__SHORT EXERCISE__.
Return the material below line for line, without changing anything, but leave out the pictures.

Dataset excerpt
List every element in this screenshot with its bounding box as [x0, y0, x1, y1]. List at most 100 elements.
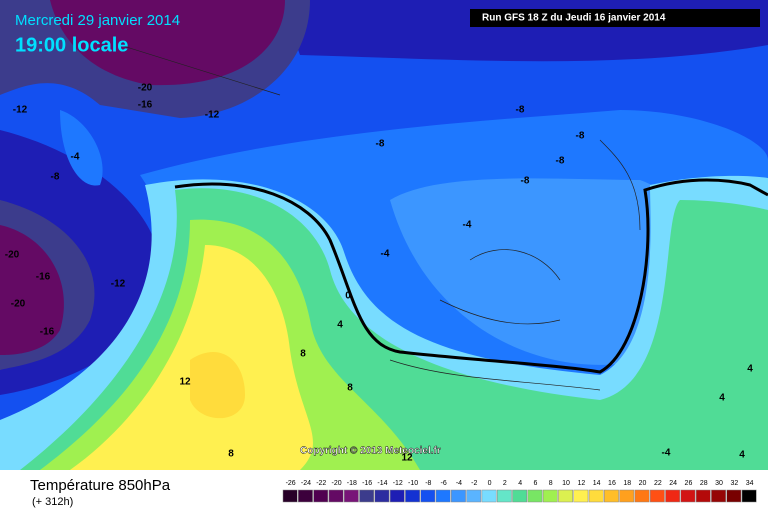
legend-swatch: [481, 489, 497, 503]
warm-zone: [70, 245, 313, 470]
legend-swatch: [604, 489, 619, 503]
contour-label: -16: [138, 100, 153, 111]
legend-swatch: [359, 489, 375, 503]
legend-swatch: [711, 489, 726, 503]
legend-label: 4: [518, 480, 522, 487]
contour-label: 4: [739, 450, 745, 461]
contour-label: -8: [556, 156, 565, 167]
legend-swatch: [512, 489, 528, 503]
legend-swatch: [435, 489, 451, 503]
legend-swatch: [405, 489, 420, 503]
legend-swatch: [634, 489, 650, 503]
legend-swatch: [649, 489, 665, 503]
legend-label: 22: [654, 480, 662, 487]
contour-label: -8: [376, 139, 385, 150]
legend-label: -22: [316, 480, 326, 487]
legend-label: 18: [623, 480, 631, 487]
cold-zone: [0, 225, 64, 355]
contour-label: -16: [40, 327, 55, 338]
contour-label: 4: [747, 364, 753, 375]
legend-label: -16: [362, 480, 372, 487]
legend-label: 24: [669, 480, 677, 487]
legend-swatch: [665, 489, 681, 503]
contour-label: 4: [337, 320, 343, 331]
legend-label: 10: [562, 480, 570, 487]
legend-label: -26: [286, 480, 296, 487]
contour-label: 12: [401, 453, 413, 464]
contour-label: 8: [228, 449, 234, 460]
legend-label: 12: [577, 480, 585, 487]
contour-label: -4: [71, 152, 80, 163]
contour-label: -12: [205, 110, 220, 121]
contour-label: 4: [719, 393, 725, 404]
legend-swatch: [313, 489, 329, 503]
cold-zone: [50, 0, 285, 86]
legend-label: 30: [715, 480, 723, 487]
mild-zone: [60, 110, 103, 186]
run-info: Run GFS 18 Z du Jeudi 16 janvier 2014: [482, 13, 666, 24]
legend-swatch: [343, 489, 359, 503]
run-box: [470, 9, 760, 27]
legend-label: 16: [608, 480, 616, 487]
copyright: Copyright © 2013 Meteociel.fr: [300, 446, 441, 457]
legend-label: -12: [393, 480, 403, 487]
mild-zone: [390, 178, 693, 365]
legend-swatch: [466, 489, 482, 503]
contour-label: -20: [138, 83, 153, 94]
time: 19:00 locale: [15, 34, 128, 56]
legend-swatch: [282, 489, 298, 503]
legend-swatch: [588, 489, 604, 503]
legend-swatch: [542, 489, 558, 503]
contour-label: 8: [347, 383, 353, 394]
legend-label: -20: [331, 480, 341, 487]
legend-label: 6: [533, 480, 537, 487]
legend-label: -14: [377, 480, 387, 487]
contour-label: -20: [5, 250, 20, 261]
legend-swatch: [558, 489, 573, 503]
legend-swatch: [619, 489, 635, 503]
legend-label: 26: [685, 480, 693, 487]
legend-swatch: [328, 489, 344, 503]
legend-swatch: [420, 489, 436, 503]
legend-label: 8: [549, 480, 553, 487]
legend-swatch: [389, 489, 405, 503]
date: Mercredi 29 janvier 2014: [15, 12, 180, 29]
legend-swatch: [680, 489, 696, 503]
legend-label: 2: [503, 480, 507, 487]
contour-label: -16: [36, 272, 51, 283]
contour-label: -8: [576, 131, 585, 142]
contour-label: -8: [516, 105, 525, 116]
legend-label: 0: [488, 480, 492, 487]
legend-swatch: [374, 489, 390, 503]
legend-swatch: [527, 489, 543, 503]
contour-label: -20: [11, 299, 26, 310]
legend-label: 32: [730, 480, 738, 487]
legend-label: -6: [441, 480, 447, 487]
legend-swatch: [496, 489, 512, 503]
legend-swatch: [573, 489, 589, 503]
borders: [119, 44, 641, 391]
contour-label: -4: [381, 249, 390, 260]
legend-label: -8: [425, 480, 431, 487]
contour-label: 12: [179, 377, 191, 388]
zero-isotherm: [174, 178, 768, 374]
legend-swatch: [298, 489, 313, 503]
legend-label: -18: [347, 480, 357, 487]
legend-swatch: [695, 489, 711, 503]
footer-subtitle: (+ 312h): [32, 496, 73, 508]
legend-label: 34: [746, 480, 754, 487]
contour-label: -8: [51, 172, 60, 183]
contour-label: -12: [111, 279, 126, 290]
legend-swatch: [741, 489, 757, 503]
legend-swatch: [451, 489, 466, 503]
legend-label: -4: [456, 480, 462, 487]
contour-label: 0: [345, 291, 351, 302]
contour-label: 8: [300, 349, 306, 360]
legend-label: 20: [639, 480, 647, 487]
legend-swatch: [726, 489, 742, 503]
contour-label: -4: [662, 448, 671, 459]
legend-label: -10: [408, 480, 418, 487]
footer-title: Température 850hPa: [30, 477, 171, 494]
contour-label: -4: [463, 220, 472, 231]
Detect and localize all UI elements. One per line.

__OUTPUT FOR THIS TASK__.
List every element in this screenshot with its bounding box as [x0, y0, x1, y1]. List at most 100 elements.
legend-swatch: [481, 489, 497, 503]
warm-zone: [70, 245, 313, 470]
legend-swatch: [604, 489, 619, 503]
contour-label: -16: [138, 100, 153, 111]
legend-swatch: [359, 489, 375, 503]
legend-swatch: [711, 489, 726, 503]
legend-label: 4: [518, 480, 522, 487]
contour-label: 4: [739, 450, 745, 461]
contour-label: -8: [556, 156, 565, 167]
legend-swatch: [512, 489, 528, 503]
legend-swatch: [435, 489, 451, 503]
legend-swatch: [405, 489, 420, 503]
legend-swatch: [634, 489, 650, 503]
legend-swatch: [649, 489, 665, 503]
legend-label: 22: [654, 480, 662, 487]
contour-label: -8: [376, 139, 385, 150]
legend-label: -22: [316, 480, 326, 487]
legend-label: 18: [623, 480, 631, 487]
cold-zone: [0, 225, 64, 355]
contour-label: -16: [40, 327, 55, 338]
contour-label: 4: [747, 364, 753, 375]
legend-label: -16: [362, 480, 372, 487]
legend-label: 24: [669, 480, 677, 487]
legend-swatch: [665, 489, 681, 503]
contour-label: 4: [337, 320, 343, 331]
legend-label: 10: [562, 480, 570, 487]
legend-label: -26: [286, 480, 296, 487]
contour-label: 12: [401, 453, 413, 464]
contour-label: 8: [228, 449, 234, 460]
legend-label: 12: [577, 480, 585, 487]
contour-label: -4: [71, 152, 80, 163]
contour-label: -12: [205, 110, 220, 121]
contour-label: 4: [719, 393, 725, 404]
legend-swatch: [313, 489, 329, 503]
cold-zone: [50, 0, 285, 86]
legend-label: 30: [715, 480, 723, 487]
mild-zone: [60, 110, 103, 186]
run-info: Run GFS 18 Z du Jeudi 16 janvier 2014: [482, 13, 666, 24]
legend-swatch: [343, 489, 359, 503]
run-box: [470, 9, 760, 27]
legend-label: 16: [608, 480, 616, 487]
copyright: Copyright © 2013 Meteociel.fr: [300, 446, 441, 457]
legend-label: -12: [393, 480, 403, 487]
mild-zone: [390, 178, 693, 365]
legend-swatch: [466, 489, 482, 503]
contour-label: -20: [138, 83, 153, 94]
time: 19:00 locale: [15, 34, 128, 56]
legend-swatch: [282, 489, 298, 503]
legend-swatch: [588, 489, 604, 503]
legend-swatch: [542, 489, 558, 503]
contour-label: 8: [347, 383, 353, 394]
legend-label: -20: [331, 480, 341, 487]
legend-label: 6: [533, 480, 537, 487]
legend-label: -14: [377, 480, 387, 487]
contour-label: -20: [5, 250, 20, 261]
legend-swatch: [558, 489, 573, 503]
legend-swatch: [619, 489, 635, 503]
legend-label: 26: [685, 480, 693, 487]
legend-swatch: [328, 489, 344, 503]
legend-swatch: [420, 489, 436, 503]
legend-label: 8: [549, 480, 553, 487]
legend-swatch: [389, 489, 405, 503]
date: Mercredi 29 janvier 2014: [15, 12, 180, 29]
legend-swatch: [680, 489, 696, 503]
legend-label: 2: [503, 480, 507, 487]
contour-label: -16: [36, 272, 51, 283]
contour-label: -8: [576, 131, 585, 142]
contour-label: -8: [516, 105, 525, 116]
legend-label: 0: [488, 480, 492, 487]
legend-swatch: [374, 489, 390, 503]
legend-swatch: [527, 489, 543, 503]
contour-label: -20: [11, 299, 26, 310]
legend-label: 32: [730, 480, 738, 487]
legend-label: -6: [441, 480, 447, 487]
legend-swatch: [496, 489, 512, 503]
legend-swatch: [573, 489, 589, 503]
borders: [119, 44, 641, 391]
contour-label: -4: [381, 249, 390, 260]
legend-label: -8: [425, 480, 431, 487]
contour-label: 12: [179, 377, 191, 388]
zero-isotherm: [174, 178, 768, 374]
legend-swatch: [298, 489, 313, 503]
legend-label: -18: [347, 480, 357, 487]
legend-swatch: [695, 489, 711, 503]
footer-subtitle: (+ 312h): [32, 496, 73, 508]
legend-label: 34: [746, 480, 754, 487]
contour-label: -8: [51, 172, 60, 183]
contour-label: -12: [111, 279, 126, 290]
legend-swatch: [741, 489, 757, 503]
legend-swatch: [451, 489, 466, 503]
legend-label: -4: [456, 480, 462, 487]
contour-label: 0: [345, 291, 351, 302]
contour-label: 8: [300, 349, 306, 360]
legend-label: 20: [639, 480, 647, 487]
legend-swatch: [726, 489, 742, 503]
contour-label: -4: [662, 448, 671, 459]
legend-label: -10: [408, 480, 418, 487]
footer-title: Température 850hPa: [30, 477, 171, 494]
contour-label: -4: [463, 220, 472, 231]
Detect and localize all UI elements. One per line.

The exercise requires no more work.